* GIVEN PROBLEM:
In the listing below, locate the lines that hold "What" and copy them.

* INPUT RECORDS:
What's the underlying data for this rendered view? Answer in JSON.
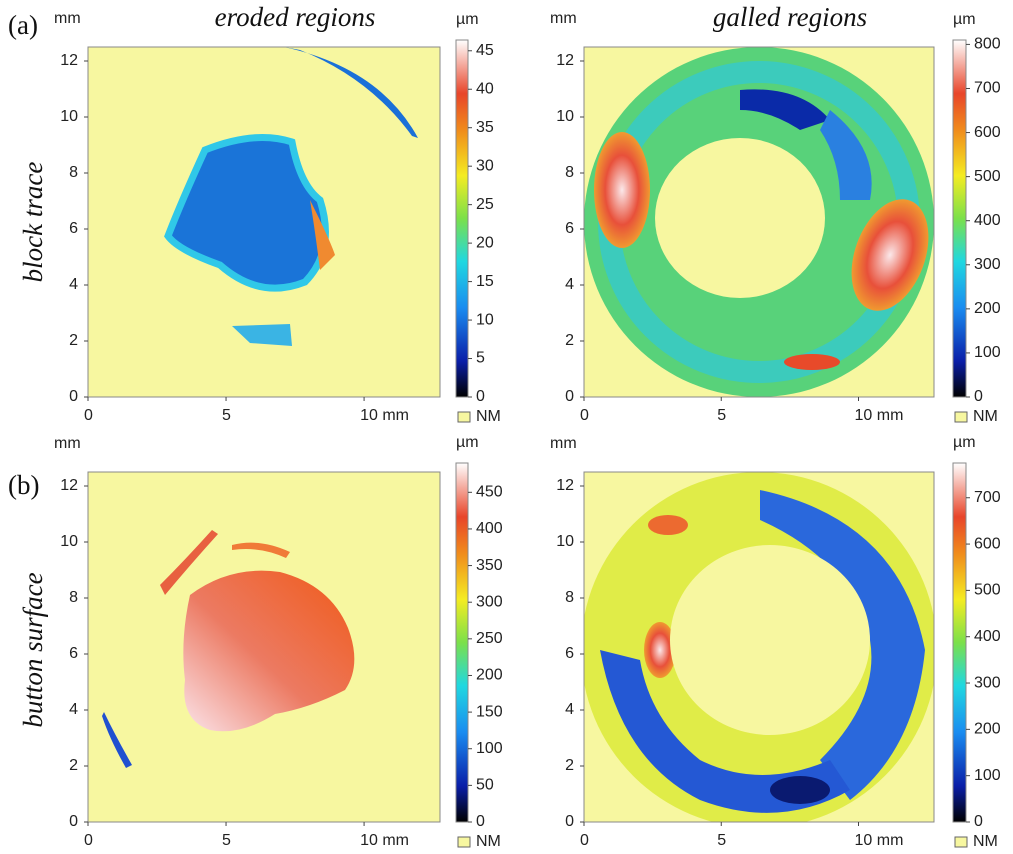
{
  "figure": {
    "labels": [
      "(a)",
      "(b)"
    ],
    "columns": [
      "eroded regions",
      "galled regions"
    ],
    "rows": [
      "block trace",
      "button surface"
    ],
    "panels": [
      {
        "y_unit": "mm",
        "colorbar_unit": "µm",
        "nodata": "NM",
        "xlim": [
          0,
          12.75
        ],
        "ylim": [
          0,
          12.5
        ],
        "xticks": [
          0,
          5,
          {
            "value": 10,
            "label": "10 mm"
          }
        ],
        "yticks": [
          0,
          2,
          4,
          6,
          8,
          10,
          12
        ],
        "clim": [
          0,
          46.4
        ],
        "cticks": [
          0,
          5,
          10,
          15,
          20,
          25,
          30,
          35,
          40,
          45
        ]
      },
      {
        "y_unit": "mm",
        "colorbar_unit": "µm",
        "nodata": "NM",
        "xlim": [
          0,
          12.75
        ],
        "ylim": [
          0,
          12.5
        ],
        "xticks": [
          0,
          5,
          {
            "value": 10,
            "label": "10 mm"
          }
        ],
        "yticks": [
          0,
          2,
          4,
          6,
          8,
          10,
          12
        ],
        "clim": [
          0,
          810
        ],
        "cticks": [
          0,
          100,
          200,
          300,
          400,
          500,
          600,
          700,
          800
        ]
      },
      {
        "y_unit": "mm",
        "colorbar_unit": "µm",
        "nodata": "NM",
        "xlim": [
          0,
          12.75
        ],
        "ylim": [
          0,
          12.5
        ],
        "xticks": [
          0,
          5,
          {
            "value": 10,
            "label": "10 mm"
          }
        ],
        "yticks": [
          0,
          2,
          4,
          6,
          8,
          10,
          12
        ],
        "clim": [
          0,
          490
        ],
        "cticks": [
          0,
          50,
          100,
          150,
          200,
          250,
          300,
          350,
          400,
          450
        ]
      },
      {
        "y_unit": "mm",
        "colorbar_unit": "µm",
        "nodata": "NM",
        "xlim": [
          0,
          12.75
        ],
        "ylim": [
          0,
          12.5
        ],
        "xticks": [
          0,
          5,
          {
            "value": 10,
            "label": "10 mm"
          }
        ],
        "yticks": [
          0,
          2,
          4,
          6,
          8,
          10,
          12
        ],
        "clim": [
          0,
          775
        ],
        "cticks": [
          0,
          100,
          200,
          300,
          400,
          500,
          600,
          700
        ]
      }
    ]
  }
}
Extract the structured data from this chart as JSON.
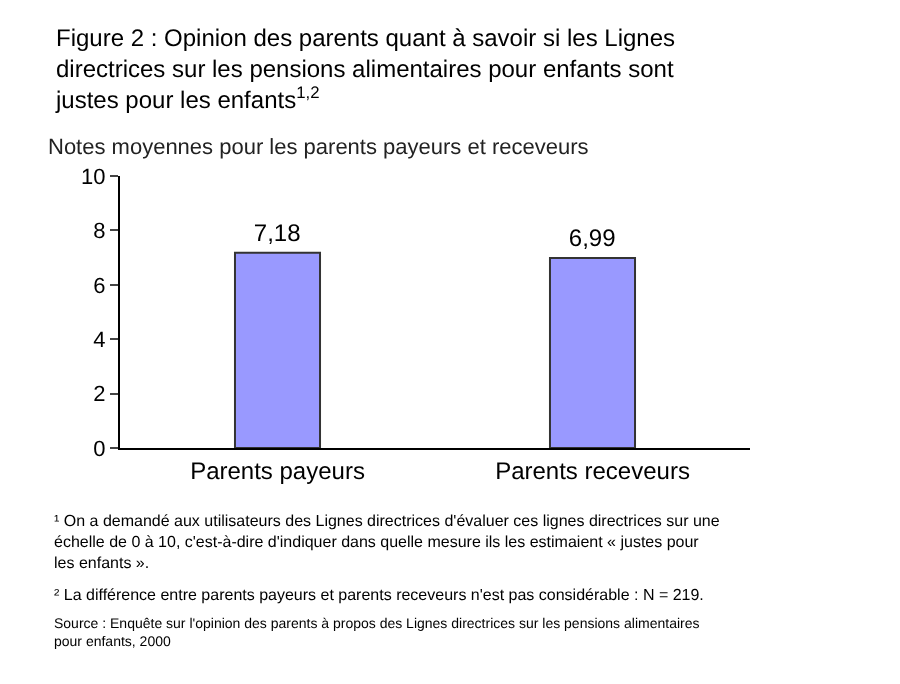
{
  "chart_data": {
    "type": "bar",
    "title": "Figure 2 : Opinion des parents quant à savoir si les Lignes directrices sur les pensions alimentaires pour enfants sont justes pour les enfants$^{1,2}$",
    "subtitle": "Notes moyennes pour les parents payeurs et receveurs",
    "categories": [
      "Parents payeurs",
      "Parents receveurs"
    ],
    "values": [
      7.18,
      6.99
    ],
    "value_labels": [
      "7,18",
      "6,99"
    ],
    "color": "#9999ff",
    "ylim": [
      0,
      10
    ],
    "yticks": [
      0,
      2,
      4,
      6,
      8,
      10
    ],
    "annotations": [
      "¹ On a demandé aux utilisateurs des Lignes directrices d'évaluer ces lignes directrices sur une échelle de 0 à 10, c'est-à-dire d'indiquer dans quelle mesure ils les estimaient « justes pour les enfants ».",
      "² La différence entre parents payeurs et parents receveurs n'est pas considérable : N = 219.",
      "Source : Enquête sur l'opinion des parents à propos des Lignes directrices sur les pensions alimentaires pour enfants, 2000"
    ]
  }
}
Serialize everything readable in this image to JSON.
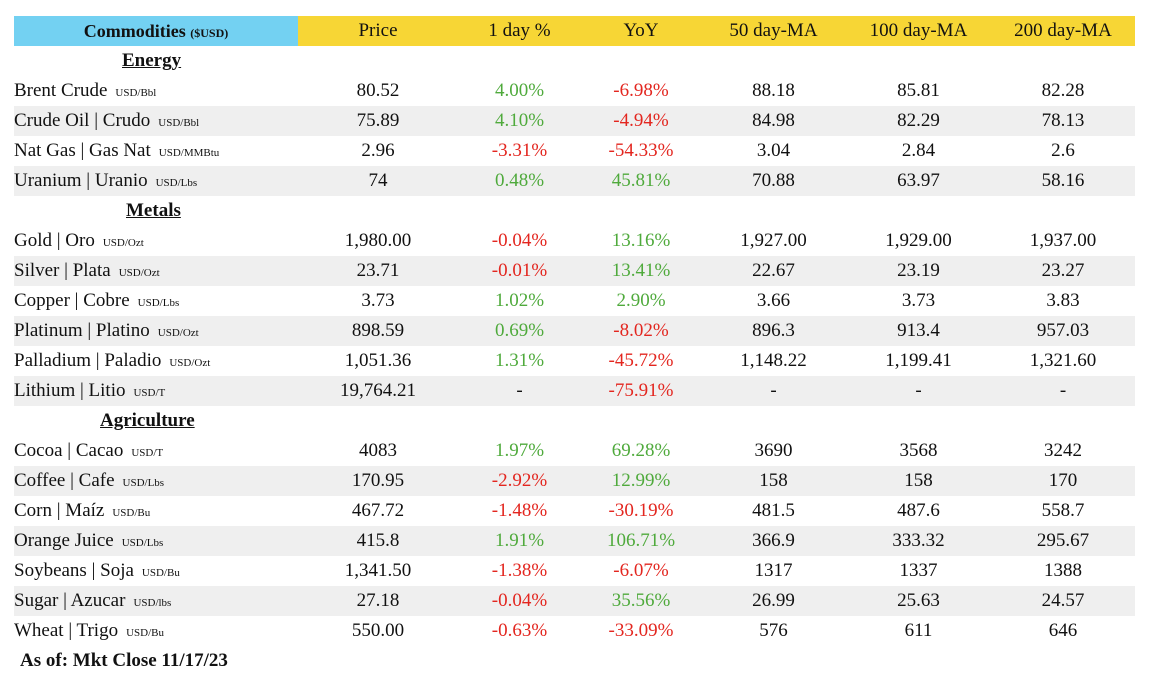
{
  "header": {
    "commodities": "Commodities",
    "currency": "($USD)",
    "price": "Price",
    "day": "1 day %",
    "yoy": "YoY",
    "ma50": "50 day-MA",
    "ma100": "100 day-MA",
    "ma200": "200 day-MA"
  },
  "colors": {
    "positive": "#4faa3c",
    "negative": "#e3261f",
    "header_bg": "#f7d635",
    "title_bg": "#73d1f2"
  },
  "sections": [
    {
      "title": "Energy",
      "rows": [
        {
          "name": "Brent  Crude",
          "unit": "USD/Bbl",
          "price": "80.52",
          "day": "4.00%",
          "yoy": "-6.98%",
          "ma50": "88.18",
          "ma100": "85.81",
          "ma200": "82.28"
        },
        {
          "name": "Crude Oil | Crudo",
          "unit": "USD/Bbl",
          "price": "75.89",
          "day": "4.10%",
          "yoy": "-4.94%",
          "ma50": "84.98",
          "ma100": "82.29",
          "ma200": "78.13"
        },
        {
          "name": "Nat Gas | Gas Nat",
          "unit": "USD/MMBtu",
          "price": "2.96",
          "day": "-3.31%",
          "yoy": "-54.33%",
          "ma50": "3.04",
          "ma100": "2.84",
          "ma200": "2.6"
        },
        {
          "name": "Uranium | Uranio",
          "unit": "USD/Lbs",
          "price": "74",
          "day": "0.48%",
          "yoy": "45.81%",
          "ma50": "70.88",
          "ma100": "63.97",
          "ma200": "58.16"
        }
      ]
    },
    {
      "title": "Metals",
      "rows": [
        {
          "name": "Gold | Oro",
          "unit": "USD/Ozt",
          "price": "1,980.00",
          "day": "-0.04%",
          "yoy": "13.16%",
          "ma50": "1,927.00",
          "ma100": "1,929.00",
          "ma200": "1,937.00"
        },
        {
          "name": "Silver | Plata",
          "unit": "USD/Ozt",
          "price": "23.71",
          "day": "-0.01%",
          "yoy": "13.41%",
          "ma50": "22.67",
          "ma100": "23.19",
          "ma200": "23.27"
        },
        {
          "name": "Copper | Cobre",
          "unit": "USD/Lbs",
          "price": "3.73",
          "day": "1.02%",
          "yoy": "2.90%",
          "ma50": "3.66",
          "ma100": "3.73",
          "ma200": "3.83"
        },
        {
          "name": "Platinum | Platino",
          "unit": "USD/Ozt",
          "price": "898.59",
          "day": "0.69%",
          "yoy": "-8.02%",
          "ma50": "896.3",
          "ma100": "913.4",
          "ma200": "957.03"
        },
        {
          "name": "Palladium | Paladio",
          "unit": "USD/Ozt",
          "price": "1,051.36",
          "day": "1.31%",
          "yoy": "-45.72%",
          "ma50": "1,148.22",
          "ma100": "1,199.41",
          "ma200": "1,321.60"
        },
        {
          "name": "Lithium | Litio",
          "unit": "USD/T",
          "price": "19,764.21",
          "day": "-",
          "yoy": "-75.91%",
          "ma50": "-",
          "ma100": "-",
          "ma200": "-"
        }
      ]
    },
    {
      "title": "Agriculture",
      "rows": [
        {
          "name": "Cocoa | Cacao",
          "unit": "USD/T",
          "price": "4083",
          "day": "1.97%",
          "yoy": "69.28%",
          "ma50": "3690",
          "ma100": "3568",
          "ma200": "3242"
        },
        {
          "name": "Coffee | Cafe",
          "unit": "USD/Lbs",
          "price": "170.95",
          "day": "-2.92%",
          "yoy": "12.99%",
          "ma50": "158",
          "ma100": "158",
          "ma200": "170"
        },
        {
          "name": "Corn | Maíz",
          "unit": "USD/Bu",
          "price": "467.72",
          "day": "-1.48%",
          "yoy": "-30.19%",
          "ma50": "481.5",
          "ma100": "487.6",
          "ma200": "558.7"
        },
        {
          "name": "Orange Juice",
          "unit": "USD/Lbs",
          "price": "415.8",
          "day": "1.91%",
          "yoy": "106.71%",
          "ma50": "366.9",
          "ma100": "333.32",
          "ma200": "295.67"
        },
        {
          "name": "Soybeans | Soja",
          "unit": "USD/Bu",
          "price": "1,341.50",
          "day": "-1.38%",
          "yoy": "-6.07%",
          "ma50": "1317",
          "ma100": "1337",
          "ma200": "1388"
        },
        {
          "name": "Sugar | Azucar",
          "unit": "USD/lbs",
          "price": "27.18",
          "day": "-0.04%",
          "yoy": "35.56%",
          "ma50": "26.99",
          "ma100": "25.63",
          "ma200": "24.57"
        },
        {
          "name": "Wheat | Trigo",
          "unit": "USD/Bu",
          "price": "550.00",
          "day": "-0.63%",
          "yoy": "-33.09%",
          "ma50": "576",
          "ma100": "611",
          "ma200": "646"
        }
      ]
    }
  ],
  "footer": "As of: Mkt Close 11/17/23"
}
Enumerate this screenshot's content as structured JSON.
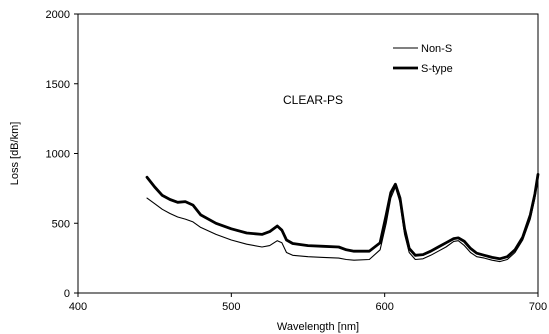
{
  "chart_data": {
    "type": "line",
    "title": "",
    "annotation": "CLEAR-PS",
    "xlabel": "Wavelength [nm]",
    "ylabel": "Loss [dB/km]",
    "xlim": [
      400,
      700
    ],
    "ylim": [
      0,
      2000
    ],
    "xticks": [
      400,
      500,
      600,
      700
    ],
    "yticks": [
      0,
      500,
      1000,
      1500,
      2000
    ],
    "grid": false,
    "legend_position": "top-right",
    "series": [
      {
        "name": "Non-S",
        "color": "#000000",
        "x": [
          445,
          450,
          455,
          460,
          465,
          470,
          475,
          480,
          490,
          500,
          510,
          520,
          525,
          530,
          533,
          536,
          540,
          550,
          560,
          570,
          575,
          580,
          590,
          597,
          601,
          604,
          607,
          610,
          613,
          616,
          620,
          625,
          630,
          635,
          640,
          645,
          648,
          652,
          656,
          660,
          665,
          670,
          675,
          680,
          685,
          690,
          695,
          698,
          700
        ],
        "y": [
          680,
          640,
          600,
          570,
          545,
          530,
          510,
          470,
          420,
          380,
          350,
          330,
          340,
          375,
          360,
          290,
          270,
          260,
          255,
          250,
          240,
          235,
          240,
          310,
          500,
          680,
          760,
          650,
          420,
          290,
          240,
          245,
          270,
          300,
          330,
          370,
          375,
          340,
          290,
          260,
          250,
          235,
          225,
          240,
          290,
          380,
          530,
          680,
          830
        ]
      },
      {
        "name": "S-type",
        "color": "#000000",
        "x": [
          445,
          450,
          455,
          460,
          465,
          470,
          475,
          480,
          490,
          500,
          510,
          520,
          525,
          530,
          533,
          536,
          540,
          550,
          560,
          570,
          575,
          580,
          590,
          597,
          601,
          604,
          607,
          610,
          613,
          616,
          620,
          625,
          630,
          635,
          640,
          645,
          648,
          652,
          656,
          660,
          665,
          670,
          675,
          680,
          685,
          690,
          695,
          698,
          700
        ],
        "y": [
          830,
          760,
          700,
          670,
          650,
          655,
          630,
          560,
          500,
          460,
          430,
          420,
          440,
          480,
          450,
          380,
          355,
          340,
          335,
          330,
          310,
          300,
          300,
          360,
          560,
          720,
          780,
          680,
          460,
          320,
          270,
          275,
          300,
          330,
          360,
          390,
          395,
          370,
          320,
          285,
          270,
          255,
          245,
          260,
          310,
          400,
          560,
          710,
          850
        ]
      }
    ]
  }
}
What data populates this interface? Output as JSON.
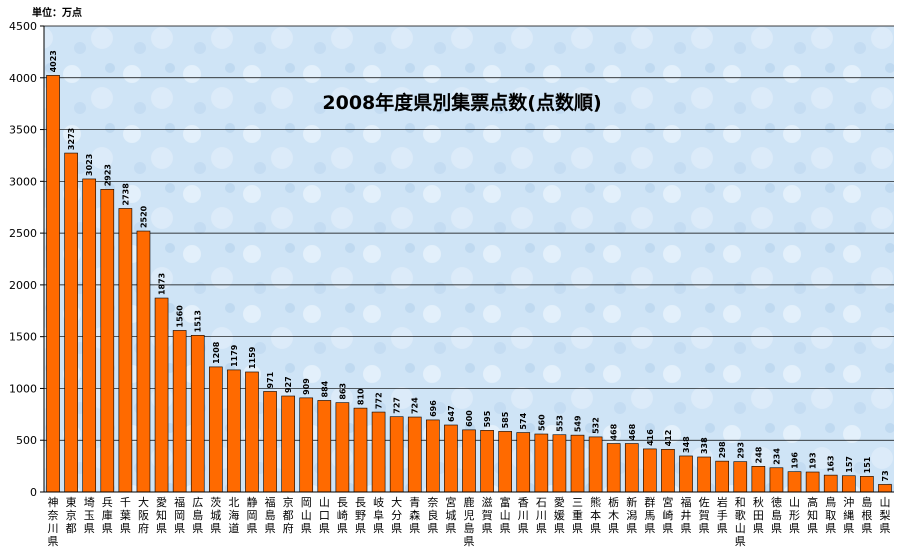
{
  "chart_data": {
    "type": "bar",
    "title": "2008年度県別集票点数(点数順)",
    "unit_label": "単位：万点",
    "ylim": [
      0,
      4500
    ],
    "yticks": [
      0,
      500,
      1000,
      1500,
      2000,
      2500,
      3000,
      3500,
      4000,
      4500
    ],
    "grid": true,
    "legend": "none",
    "categories": [
      "神奈川県",
      "東京都",
      "埼玉県",
      "兵庫県",
      "千葉県",
      "大阪府",
      "愛知県",
      "福岡県",
      "広島県",
      "茨城県",
      "北海道",
      "静岡県",
      "福島県",
      "京都府",
      "岡山県",
      "山口県",
      "長崎県",
      "長野県",
      "岐阜県",
      "大分県",
      "青森県",
      "奈良県",
      "宮城県",
      "鹿児島県",
      "滋賀県",
      "富山県",
      "香川県",
      "石川県",
      "愛媛県",
      "三重県",
      "熊本県",
      "栃木県",
      "新潟県",
      "群馬県",
      "宮崎県",
      "福井県",
      "佐賀県",
      "岩手県",
      "和歌山県",
      "秋田県",
      "徳島県",
      "山形県",
      "高知県",
      "鳥取県",
      "沖縄県",
      "島根県",
      "山梨県"
    ],
    "values": [
      4023,
      3273,
      3023,
      2923,
      2738,
      2520,
      1873,
      1560,
      1513,
      1208,
      1179,
      1159,
      971,
      927,
      909,
      884,
      863,
      810,
      772,
      727,
      724,
      696,
      647,
      600,
      595,
      585,
      574,
      560,
      553,
      549,
      532,
      468,
      468,
      416,
      412,
      348,
      338,
      298,
      293,
      248,
      234,
      196,
      193,
      163,
      157,
      151,
      73
    ],
    "bar_color": "#ff6a00"
  }
}
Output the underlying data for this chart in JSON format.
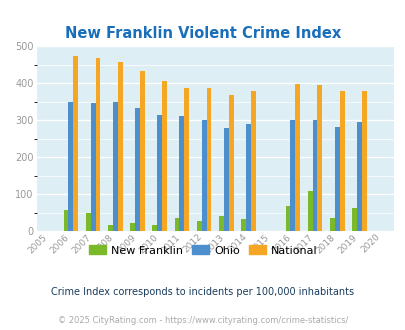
{
  "title": "New Franklin Violent Crime Index",
  "years": [
    2005,
    2006,
    2007,
    2008,
    2009,
    2010,
    2011,
    2012,
    2013,
    2014,
    2015,
    2016,
    2017,
    2018,
    2019,
    2020
  ],
  "new_franklin": [
    0,
    58,
    50,
    15,
    22,
    15,
    35,
    27,
    40,
    33,
    0,
    67,
    108,
    35,
    62,
    0
  ],
  "ohio": [
    0,
    350,
    345,
    350,
    333,
    315,
    310,
    301,
    278,
    290,
    0,
    301,
    299,
    281,
    295,
    0
  ],
  "national": [
    0,
    473,
    468,
    457,
    432,
    405,
    387,
    387,
    367,
    378,
    0,
    398,
    394,
    380,
    380,
    0
  ],
  "bar_color_nf": "#7aba2a",
  "bar_color_ohio": "#4d8fcc",
  "bar_color_national": "#f5a623",
  "bg_color": "#ddeef5",
  "title_color": "#1a6fba",
  "subtitle": "Crime Index corresponds to incidents per 100,000 inhabitants",
  "footer": "© 2025 CityRating.com - https://www.cityrating.com/crime-statistics/",
  "ylim": [
    0,
    500
  ],
  "yticks": [
    0,
    100,
    200,
    300,
    400,
    500
  ],
  "bar_width": 0.22,
  "legend_labels": [
    "New Franklin",
    "Ohio",
    "National"
  ]
}
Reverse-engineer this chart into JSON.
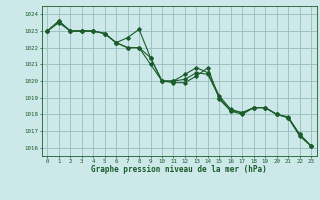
{
  "title": "Graphe pression niveau de la mer (hPa)",
  "background_color": "#cce8e8",
  "grid_color": "#99bbbb",
  "line_color": "#1a5c2a",
  "marker_color": "#1a5c2a",
  "ylim": [
    1015.5,
    1024.5
  ],
  "xlim": [
    -0.5,
    23.5
  ],
  "yticks": [
    1016,
    1017,
    1018,
    1019,
    1020,
    1021,
    1022,
    1023,
    1024
  ],
  "xticks": [
    0,
    1,
    2,
    3,
    4,
    5,
    6,
    7,
    8,
    9,
    10,
    11,
    12,
    13,
    14,
    15,
    16,
    17,
    18,
    19,
    20,
    21,
    22,
    23
  ],
  "s1": [
    1023.0,
    1023.5,
    1023.0,
    1023.0,
    1023.0,
    1022.85,
    1022.3,
    1022.6,
    1023.1,
    1021.4,
    1020.0,
    1020.0,
    1020.4,
    1020.8,
    1020.5,
    1019.1,
    1018.3,
    1018.1,
    1018.4,
    1018.4,
    1018.0,
    1017.8,
    1016.8,
    1016.1
  ],
  "s2": [
    1023.0,
    1023.6,
    1023.0,
    1023.0,
    1023.0,
    1022.85,
    1022.3,
    1022.0,
    1022.0,
    1021.0,
    1020.0,
    1019.9,
    1019.9,
    1020.3,
    1020.8,
    1018.9,
    1018.2,
    1018.0,
    1018.4,
    1018.4,
    1018.0,
    1017.8,
    1016.7,
    1016.1
  ],
  "s3": [
    1023.0,
    1023.6,
    1023.0,
    1023.0,
    1023.0,
    1022.85,
    1022.3,
    1022.0,
    1022.0,
    1021.4,
    1020.0,
    1020.0,
    1020.1,
    1020.5,
    1020.4,
    1019.0,
    1018.2,
    1018.1,
    1018.4,
    1018.4,
    1018.0,
    1017.85,
    1016.8,
    1016.1
  ]
}
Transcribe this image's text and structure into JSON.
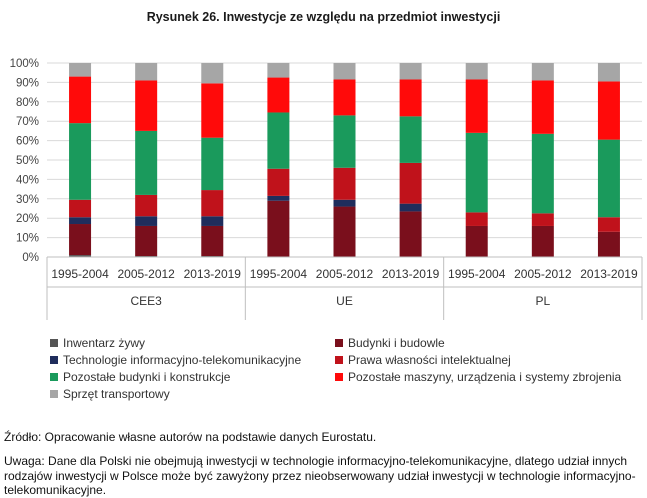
{
  "title": "Rysunek 26. Inwestycje ze względu na przedmiot inwestycji",
  "chart_data": {
    "type": "bar",
    "stacked": true,
    "title": "Rysunek 26. Inwestycje ze względu na przedmiot inwestycji",
    "ylim": [
      0,
      100
    ],
    "yticks": [
      "0%",
      "10%",
      "20%",
      "30%",
      "40%",
      "50%",
      "60%",
      "70%",
      "80%",
      "90%",
      "100%"
    ],
    "groups": [
      "CEE3",
      "UE",
      "PL"
    ],
    "categories": [
      "1995-2004",
      "2005-2012",
      "2013-2019",
      "1995-2004",
      "2005-2012",
      "2013-2019",
      "1995-2004",
      "2005-2012",
      "2013-2019"
    ],
    "series": [
      {
        "name": "Inwentarz żywy",
        "color": "#555555",
        "values": [
          1,
          0.5,
          0.5,
          0,
          0,
          0,
          0,
          0,
          0
        ]
      },
      {
        "name": "Budynki i budowle",
        "color": "#7a0f1c",
        "values": [
          16,
          15.5,
          15.5,
          29,
          26,
          23.5,
          16,
          16,
          13
        ]
      },
      {
        "name": "Technologie informacyjno-telekomunikacyjne",
        "color": "#1f2d5c",
        "values": [
          3.5,
          5,
          5,
          2.5,
          3.5,
          4,
          0,
          0,
          0
        ]
      },
      {
        "name": "Prawa własności intelektualnej",
        "color": "#c0121b",
        "values": [
          9,
          11,
          13.5,
          14,
          16.5,
          21,
          7,
          6.5,
          7.5
        ]
      },
      {
        "name": "Pozostałe budynki i konstrukcje",
        "color": "#1a9a5c",
        "values": [
          39.5,
          33,
          27,
          29,
          27,
          24,
          41,
          41,
          40
        ]
      },
      {
        "name": "Pozostałe maszyny, urządzenia i systemy zbrojenia",
        "color": "#ff0a0a",
        "values": [
          24,
          26,
          28,
          18,
          18.5,
          19,
          27.5,
          27.5,
          30
        ]
      },
      {
        "name": "Sprzęt transportowy",
        "color": "#a6a6a6",
        "values": [
          7,
          9,
          10.5,
          7.5,
          8.5,
          8.5,
          8.5,
          9,
          9.5
        ]
      }
    ]
  },
  "source": "Źródło: Opracowanie własne autorów na podstawie danych Eurostatu.",
  "remark": "Uwaga: Dane dla Polski nie obejmują inwestycji w technologie informacyjno-telekomunikacyjne, dlatego udział innych rodzajów inwestycji w Polsce może być zawyżony przez nieobserwowany udział inwestycji w technologie informacyjno-telekomunikacyjne."
}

* SOLUTION TO THIS TASK:
What's the underlying data for this rendered view? Answer in JSON.
What data populates this interface? Output as JSON.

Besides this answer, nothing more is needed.